» **Problem requirements**
Quote the whole listing word for word, please.

start Data extract

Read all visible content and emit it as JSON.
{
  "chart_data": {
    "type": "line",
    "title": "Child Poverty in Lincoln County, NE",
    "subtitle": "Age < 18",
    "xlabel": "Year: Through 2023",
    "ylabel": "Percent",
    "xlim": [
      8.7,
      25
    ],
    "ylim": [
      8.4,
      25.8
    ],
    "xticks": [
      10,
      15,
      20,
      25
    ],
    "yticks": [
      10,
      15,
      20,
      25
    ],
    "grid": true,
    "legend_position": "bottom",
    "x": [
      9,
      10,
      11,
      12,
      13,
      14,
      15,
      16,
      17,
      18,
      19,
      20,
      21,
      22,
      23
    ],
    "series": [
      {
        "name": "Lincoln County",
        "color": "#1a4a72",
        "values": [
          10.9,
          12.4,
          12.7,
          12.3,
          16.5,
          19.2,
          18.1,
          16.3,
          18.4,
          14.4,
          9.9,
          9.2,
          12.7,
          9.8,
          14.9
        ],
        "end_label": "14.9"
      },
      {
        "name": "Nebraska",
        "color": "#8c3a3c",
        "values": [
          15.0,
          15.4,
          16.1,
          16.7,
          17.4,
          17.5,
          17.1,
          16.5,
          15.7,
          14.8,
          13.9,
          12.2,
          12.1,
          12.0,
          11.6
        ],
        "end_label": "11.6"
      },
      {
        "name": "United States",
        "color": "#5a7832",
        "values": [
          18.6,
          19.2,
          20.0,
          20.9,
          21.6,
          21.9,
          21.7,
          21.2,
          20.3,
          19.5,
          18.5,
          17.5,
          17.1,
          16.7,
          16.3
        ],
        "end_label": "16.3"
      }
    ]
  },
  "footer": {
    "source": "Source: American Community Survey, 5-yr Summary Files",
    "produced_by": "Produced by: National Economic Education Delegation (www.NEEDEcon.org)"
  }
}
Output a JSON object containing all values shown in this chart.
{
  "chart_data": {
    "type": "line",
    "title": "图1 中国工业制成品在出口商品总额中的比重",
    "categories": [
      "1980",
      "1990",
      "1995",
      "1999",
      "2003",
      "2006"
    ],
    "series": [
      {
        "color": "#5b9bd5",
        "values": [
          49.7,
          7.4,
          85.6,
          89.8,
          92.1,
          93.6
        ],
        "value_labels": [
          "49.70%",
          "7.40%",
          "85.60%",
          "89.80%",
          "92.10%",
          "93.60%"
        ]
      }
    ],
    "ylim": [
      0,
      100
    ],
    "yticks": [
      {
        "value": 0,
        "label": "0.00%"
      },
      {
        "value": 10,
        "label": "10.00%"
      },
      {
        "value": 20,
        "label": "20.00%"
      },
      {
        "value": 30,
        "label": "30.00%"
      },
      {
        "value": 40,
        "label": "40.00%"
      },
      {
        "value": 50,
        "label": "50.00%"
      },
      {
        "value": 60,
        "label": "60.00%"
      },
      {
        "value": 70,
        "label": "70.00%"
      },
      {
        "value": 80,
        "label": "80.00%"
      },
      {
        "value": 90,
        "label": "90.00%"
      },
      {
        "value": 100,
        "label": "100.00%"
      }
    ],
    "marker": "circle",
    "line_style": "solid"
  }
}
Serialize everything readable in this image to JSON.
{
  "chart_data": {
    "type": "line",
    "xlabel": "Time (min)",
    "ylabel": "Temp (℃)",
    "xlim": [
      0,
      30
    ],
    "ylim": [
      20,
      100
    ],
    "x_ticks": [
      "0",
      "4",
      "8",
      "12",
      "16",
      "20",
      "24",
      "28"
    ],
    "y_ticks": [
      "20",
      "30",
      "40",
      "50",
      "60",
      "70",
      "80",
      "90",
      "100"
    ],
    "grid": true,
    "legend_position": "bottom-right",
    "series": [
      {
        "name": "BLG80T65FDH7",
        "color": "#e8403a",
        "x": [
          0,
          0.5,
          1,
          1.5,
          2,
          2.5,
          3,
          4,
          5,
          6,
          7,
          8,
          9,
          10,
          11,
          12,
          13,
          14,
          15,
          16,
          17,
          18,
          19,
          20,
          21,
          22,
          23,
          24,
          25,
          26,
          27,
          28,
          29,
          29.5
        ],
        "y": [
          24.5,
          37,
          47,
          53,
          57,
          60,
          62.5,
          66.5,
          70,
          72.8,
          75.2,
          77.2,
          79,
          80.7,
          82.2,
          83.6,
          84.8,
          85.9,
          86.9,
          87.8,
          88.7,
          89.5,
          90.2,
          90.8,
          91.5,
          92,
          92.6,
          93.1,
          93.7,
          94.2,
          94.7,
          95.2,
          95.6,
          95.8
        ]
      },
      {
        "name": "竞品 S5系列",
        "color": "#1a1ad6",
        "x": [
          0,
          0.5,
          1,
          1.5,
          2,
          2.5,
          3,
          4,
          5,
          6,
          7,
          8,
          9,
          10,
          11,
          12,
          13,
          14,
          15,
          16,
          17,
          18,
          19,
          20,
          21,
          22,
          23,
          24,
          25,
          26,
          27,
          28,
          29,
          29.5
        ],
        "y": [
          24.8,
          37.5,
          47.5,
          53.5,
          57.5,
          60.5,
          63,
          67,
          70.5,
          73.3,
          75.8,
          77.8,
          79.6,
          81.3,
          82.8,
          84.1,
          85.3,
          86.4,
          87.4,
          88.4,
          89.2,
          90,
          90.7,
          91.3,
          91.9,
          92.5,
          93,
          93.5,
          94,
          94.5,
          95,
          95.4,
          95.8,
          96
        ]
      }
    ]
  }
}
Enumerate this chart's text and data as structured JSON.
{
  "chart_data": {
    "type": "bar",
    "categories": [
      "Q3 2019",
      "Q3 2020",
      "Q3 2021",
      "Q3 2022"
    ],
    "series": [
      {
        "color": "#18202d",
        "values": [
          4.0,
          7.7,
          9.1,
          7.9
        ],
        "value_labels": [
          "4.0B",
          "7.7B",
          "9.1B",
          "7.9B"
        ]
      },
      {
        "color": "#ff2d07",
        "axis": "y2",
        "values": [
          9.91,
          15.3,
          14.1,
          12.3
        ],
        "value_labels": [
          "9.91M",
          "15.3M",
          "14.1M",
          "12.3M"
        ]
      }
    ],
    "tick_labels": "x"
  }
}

end Data extract

» **Complete answer**
Read all visible content and emit it as JSON.
{
  "chart_data": {
    "type": "line",
    "title": "Child Poverty in Lincoln County, NE",
    "subtitle": "Age < 18",
    "xlabel": "Year: Through 2023",
    "ylabel": "Percent",
    "xlim": [
      8.7,
      25
    ],
    "ylim": [
      8.4,
      25.8
    ],
    "xticks": [
      10,
      15,
      20,
      25
    ],
    "yticks": [
      10,
      15,
      20,
      25
    ],
    "grid": true,
    "legend_position": "bottom",
    "x": [
      9,
      10,
      11,
      12,
      13,
      14,
      15,
      16,
      17,
      18,
      19,
      20,
      21,
      22,
      23
    ],
    "series": [
      {
        "name": "Lincoln County",
        "color": "#1a4a72",
        "values": [
          10.9,
          12.4,
          12.7,
          12.3,
          16.5,
          19.2,
          18.1,
          16.3,
          18.4,
          14.4,
          9.9,
          9.2,
          12.7,
          9.8,
          14.9
        ],
        "end_label": "14.9"
      },
      {
        "name": "Nebraska",
        "color": "#8c3a3c",
        "values": [
          15.0,
          15.4,
          16.1,
          16.7,
          17.4,
          17.5,
          17.1,
          16.5,
          15.7,
          14.8,
          13.9,
          12.2,
          12.1,
          12.0,
          11.6
        ],
        "end_label": "11.6"
      },
      {
        "name": "United States",
        "color": "#5a7832",
        "values": [
          18.6,
          19.2,
          20.0,
          20.9,
          21.6,
          21.9,
          21.7,
          21.2,
          20.3,
          19.5,
          18.5,
          17.5,
          17.1,
          16.7,
          16.3
        ],
        "end_label": "16.3"
      }
    ]
  },
  "footer": {
    "source": "Source: American Community Survey, 5-yr Summary Files",
    "produced_by": "Produced by: National Economic Education Delegation (www.NEEDEcon.org)"
  }
}
Output a JSON object containing all values shown in this chart.
{
  "chart_data": {
    "type": "line",
    "title": "图1 中国工业制成品在出口商品总额中的比重",
    "categories": [
      "1980",
      "1990",
      "1995",
      "1999",
      "2003",
      "2006"
    ],
    "series": [
      {
        "color": "#5b9bd5",
        "values": [
          49.7,
          7.4,
          85.6,
          89.8,
          92.1,
          93.6
        ],
        "value_labels": [
          "49.70%",
          "7.40%",
          "85.60%",
          "89.80%",
          "92.10%",
          "93.60%"
        ]
      }
    ],
    "ylim": [
      0,
      100
    ],
    "yticks": [
      {
        "value": 0,
        "label": "0.00%"
      },
      {
        "value": 10,
        "label": "10.00%"
      },
      {
        "value": 20,
        "label": "20.00%"
      },
      {
        "value": 30,
        "label": "30.00%"
      },
      {
        "value": 40,
        "label": "40.00%"
      },
      {
        "value": 50,
        "label": "50.00%"
      },
      {
        "value": 60,
        "label": "60.00%"
      },
      {
        "value": 70,
        "label": "70.00%"
      },
      {
        "value": 80,
        "label": "80.00%"
      },
      {
        "value": 90,
        "label": "90.00%"
      },
      {
        "value": 100,
        "label": "100.00%"
      }
    ],
    "marker": "circle",
    "line_style": "solid"
  }
}
Serialize everything readable in this image to JSON.
{
  "chart_data": {
    "type": "line",
    "xlabel": "Time (min)",
    "ylabel": "Temp (℃)",
    "xlim": [
      0,
      30
    ],
    "ylim": [
      20,
      100
    ],
    "x_ticks": [
      "0",
      "4",
      "8",
      "12",
      "16",
      "20",
      "24",
      "28"
    ],
    "y_ticks": [
      "20",
      "30",
      "40",
      "50",
      "60",
      "70",
      "80",
      "90",
      "100"
    ],
    "grid": true,
    "legend_position": "bottom-right",
    "series": [
      {
        "name": "BLG80T65FDH7",
        "color": "#e8403a",
        "x": [
          0,
          0.5,
          1,
          1.5,
          2,
          2.5,
          3,
          4,
          5,
          6,
          7,
          8,
          9,
          10,
          11,
          12,
          13,
          14,
          15,
          16,
          17,
          18,
          19,
          20,
          21,
          22,
          23,
          24,
          25,
          26,
          27,
          28,
          29,
          29.5
        ],
        "y": [
          24.5,
          37,
          47,
          53,
          57,
          60,
          62.5,
          66.5,
          70,
          72.8,
          75.2,
          77.2,
          79,
          80.7,
          82.2,
          83.6,
          84.8,
          85.9,
          86.9,
          87.8,
          88.7,
          89.5,
          90.2,
          90.8,
          91.5,
          92,
          92.6,
          93.1,
          93.7,
          94.2,
          94.7,
          95.2,
          95.6,
          95.8
        ]
      },
      {
        "name": "竞品 S5系列",
        "color": "#1a1ad6",
        "x": [
          0,
          0.5,
          1,
          1.5,
          2,
          2.5,
          3,
          4,
          5,
          6,
          7,
          8,
          9,
          10,
          11,
          12,
          13,
          14,
          15,
          16,
          17,
          18,
          19,
          20,
          21,
          22,
          23,
          24,
          25,
          26,
          27,
          28,
          29,
          29.5
        ],
        "y": [
          24.8,
          37.5,
          47.5,
          53.5,
          57.5,
          60.5,
          63,
          67,
          70.5,
          73.3,
          75.8,
          77.8,
          79.6,
          81.3,
          82.8,
          84.1,
          85.3,
          86.4,
          87.4,
          88.4,
          89.2,
          90,
          90.7,
          91.3,
          91.9,
          92.5,
          93,
          93.5,
          94,
          94.5,
          95,
          95.4,
          95.8,
          96
        ]
      }
    ]
  }
}
Enumerate this chart's text and data as structured JSON.
{
  "chart_data": {
    "type": "bar",
    "categories": [
      "Q3 2019",
      "Q3 2020",
      "Q3 2021",
      "Q3 2022"
    ],
    "series": [
      {
        "color": "#18202d",
        "values": [
          4.0,
          7.7,
          9.1,
          7.9
        ],
        "value_labels": [
          "4.0B",
          "7.7B",
          "9.1B",
          "7.9B"
        ]
      },
      {
        "color": "#ff2d07",
        "axis": "y2",
        "values": [
          9.91,
          15.3,
          14.1,
          12.3
        ],
        "value_labels": [
          "9.91M",
          "15.3M",
          "14.1M",
          "12.3M"
        ]
      }
    ],
    "tick_labels": "x"
  }
}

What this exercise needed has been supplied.